=== Given request ===
All lines in which the word "legend" occurs are to be extracted.

** start of Dataset excerpts **

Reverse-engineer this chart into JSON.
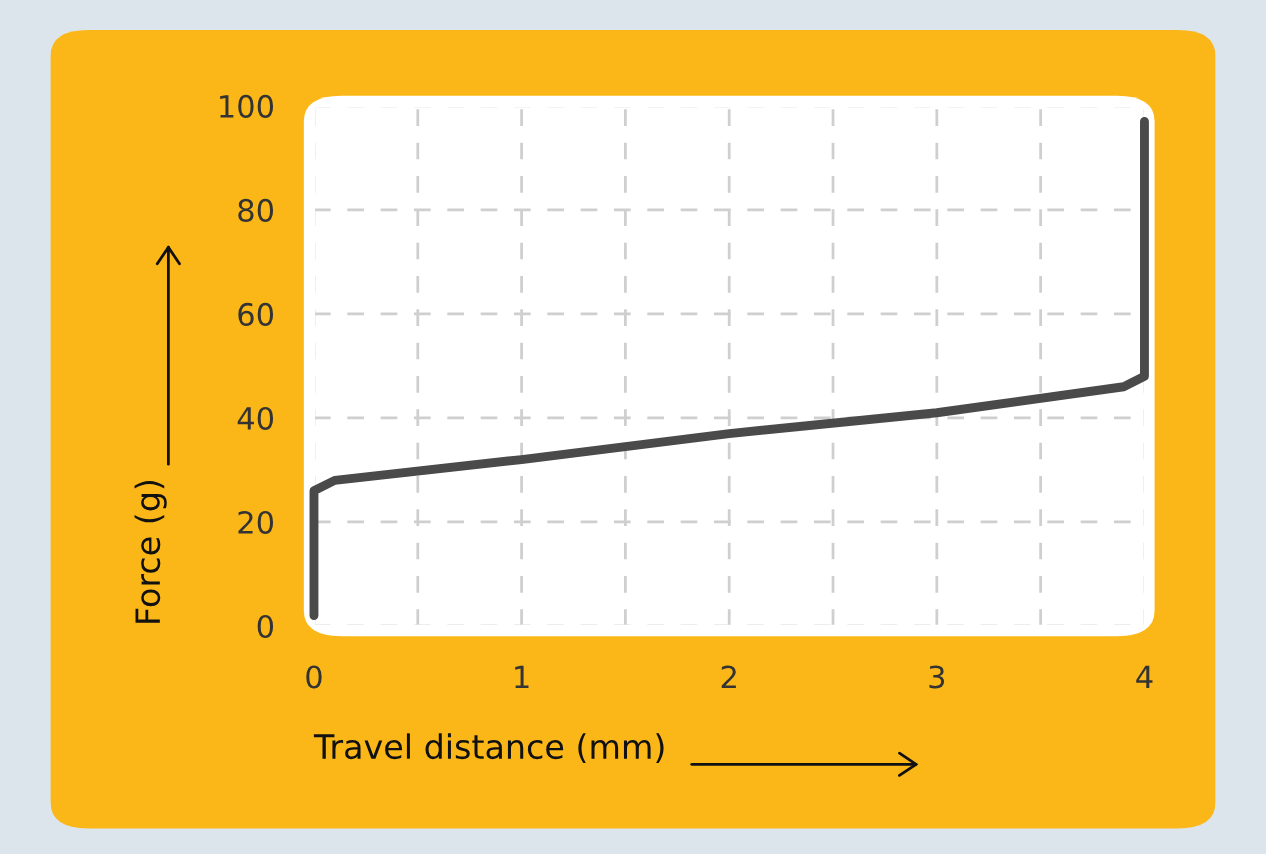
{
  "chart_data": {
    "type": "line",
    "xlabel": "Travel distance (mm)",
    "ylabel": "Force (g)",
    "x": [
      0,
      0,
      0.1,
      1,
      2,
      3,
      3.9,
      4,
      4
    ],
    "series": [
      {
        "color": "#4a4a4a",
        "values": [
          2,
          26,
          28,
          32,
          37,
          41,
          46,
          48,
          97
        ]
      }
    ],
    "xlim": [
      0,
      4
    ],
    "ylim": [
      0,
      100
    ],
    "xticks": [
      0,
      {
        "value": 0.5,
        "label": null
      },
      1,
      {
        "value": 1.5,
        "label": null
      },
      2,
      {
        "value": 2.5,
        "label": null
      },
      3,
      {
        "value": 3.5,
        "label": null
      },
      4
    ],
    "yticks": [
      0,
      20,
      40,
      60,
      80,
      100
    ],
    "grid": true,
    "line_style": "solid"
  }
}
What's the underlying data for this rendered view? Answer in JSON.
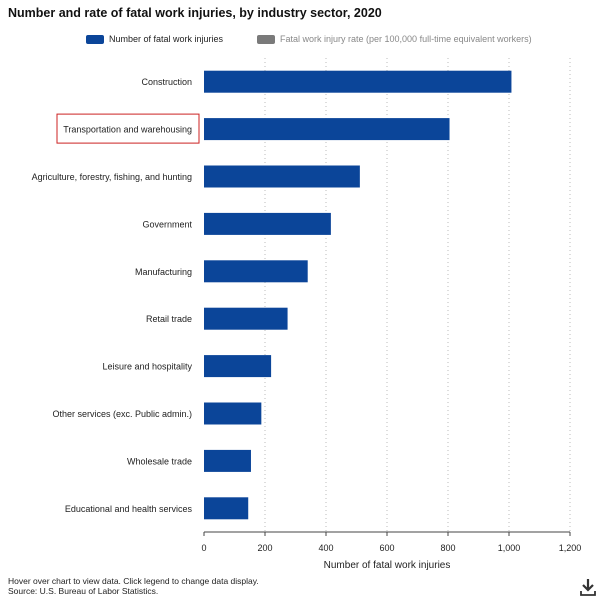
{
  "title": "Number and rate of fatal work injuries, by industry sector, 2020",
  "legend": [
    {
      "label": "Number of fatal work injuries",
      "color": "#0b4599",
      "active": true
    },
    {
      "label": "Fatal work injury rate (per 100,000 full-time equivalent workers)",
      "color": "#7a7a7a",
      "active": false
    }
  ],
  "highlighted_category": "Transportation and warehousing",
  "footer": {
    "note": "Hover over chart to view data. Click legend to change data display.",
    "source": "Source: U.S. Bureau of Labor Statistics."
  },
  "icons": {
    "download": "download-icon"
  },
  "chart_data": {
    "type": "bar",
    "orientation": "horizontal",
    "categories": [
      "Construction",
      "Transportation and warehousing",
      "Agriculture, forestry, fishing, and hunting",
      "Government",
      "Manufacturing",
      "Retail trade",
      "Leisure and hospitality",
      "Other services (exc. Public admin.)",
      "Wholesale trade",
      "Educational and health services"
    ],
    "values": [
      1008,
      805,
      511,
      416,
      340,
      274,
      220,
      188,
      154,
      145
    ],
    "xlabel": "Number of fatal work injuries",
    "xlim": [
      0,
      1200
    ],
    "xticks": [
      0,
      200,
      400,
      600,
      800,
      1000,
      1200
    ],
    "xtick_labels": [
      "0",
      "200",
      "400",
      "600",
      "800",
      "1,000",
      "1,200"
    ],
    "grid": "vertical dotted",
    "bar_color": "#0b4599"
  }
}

** end of Dataset excerpts **

=== Correct output ===
  "legend": [
    "note": "Hover over chart to view data. Click legend to change data display.",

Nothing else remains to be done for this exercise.